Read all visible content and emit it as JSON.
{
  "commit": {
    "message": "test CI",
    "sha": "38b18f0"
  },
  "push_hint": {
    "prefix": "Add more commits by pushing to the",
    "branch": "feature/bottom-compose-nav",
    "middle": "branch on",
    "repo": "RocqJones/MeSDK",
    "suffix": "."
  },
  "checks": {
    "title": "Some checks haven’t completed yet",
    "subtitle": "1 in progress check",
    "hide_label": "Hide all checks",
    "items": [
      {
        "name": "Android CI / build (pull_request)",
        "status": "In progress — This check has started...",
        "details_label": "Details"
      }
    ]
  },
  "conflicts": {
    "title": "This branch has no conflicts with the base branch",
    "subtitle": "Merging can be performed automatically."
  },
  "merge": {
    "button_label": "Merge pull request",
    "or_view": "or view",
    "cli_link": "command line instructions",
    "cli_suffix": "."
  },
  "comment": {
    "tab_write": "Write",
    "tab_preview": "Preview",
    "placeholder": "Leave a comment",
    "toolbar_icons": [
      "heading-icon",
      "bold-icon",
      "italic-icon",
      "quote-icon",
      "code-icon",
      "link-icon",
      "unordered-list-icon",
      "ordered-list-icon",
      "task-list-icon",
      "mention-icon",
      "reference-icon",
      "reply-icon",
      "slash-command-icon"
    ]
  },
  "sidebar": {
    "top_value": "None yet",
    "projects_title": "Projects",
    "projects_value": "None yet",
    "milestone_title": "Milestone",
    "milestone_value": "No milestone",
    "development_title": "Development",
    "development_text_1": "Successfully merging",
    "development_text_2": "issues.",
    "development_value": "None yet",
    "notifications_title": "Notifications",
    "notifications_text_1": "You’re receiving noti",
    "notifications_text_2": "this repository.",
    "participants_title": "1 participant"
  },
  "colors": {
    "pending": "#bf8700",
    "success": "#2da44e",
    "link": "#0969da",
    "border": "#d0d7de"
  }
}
----
**What needs to be done:** Set down all of the records shown above once more, exactly.

**Complete response:**
Read all visible content and emit it as JSON.
{
  "commit": {
    "message": "test CI",
    "sha": "38b18f0"
  },
  "push_hint": {
    "prefix": "Add more commits by pushing to the",
    "branch": "feature/bottom-compose-nav",
    "middle": "branch on",
    "repo": "RocqJones/MeSDK",
    "suffix": "."
  },
  "checks": {
    "title": "Some checks haven’t completed yet",
    "subtitle": "1 in progress check",
    "hide_label": "Hide all checks",
    "items": [
      {
        "name": "Android CI / build (pull_request)",
        "status": "In progress — This check has started...",
        "details_label": "Details"
      }
    ]
  },
  "conflicts": {
    "title": "This branch has no conflicts with the base branch",
    "subtitle": "Merging can be performed automatically."
  },
  "merge": {
    "button_label": "Merge pull request",
    "or_view": "or view",
    "cli_link": "command line instructions",
    "cli_suffix": "."
  },
  "comment": {
    "tab_write": "Write",
    "tab_preview": "Preview",
    "placeholder": "Leave a comment",
    "toolbar_icons": [
      "heading-icon",
      "bold-icon",
      "italic-icon",
      "quote-icon",
      "code-icon",
      "link-icon",
      "unordered-list-icon",
      "ordered-list-icon",
      "task-list-icon",
      "mention-icon",
      "reference-icon",
      "reply-icon",
      "slash-command-icon"
    ]
  },
  "sidebar": {
    "top_value": "None yet",
    "projects_title": "Projects",
    "projects_value": "None yet",
    "milestone_title": "Milestone",
    "milestone_value": "No milestone",
    "development_title": "Development",
    "development_text_1": "Successfully merging",
    "development_text_2": "issues.",
    "development_value": "None yet",
    "notifications_title": "Notifications",
    "notifications_text_1": "You’re receiving noti",
    "notifications_text_2": "this repository.",
    "participants_title": "1 participant"
  },
  "colors": {
    "pending": "#bf8700",
    "success": "#2da44e",
    "link": "#0969da",
    "border": "#d0d7de"
  }
}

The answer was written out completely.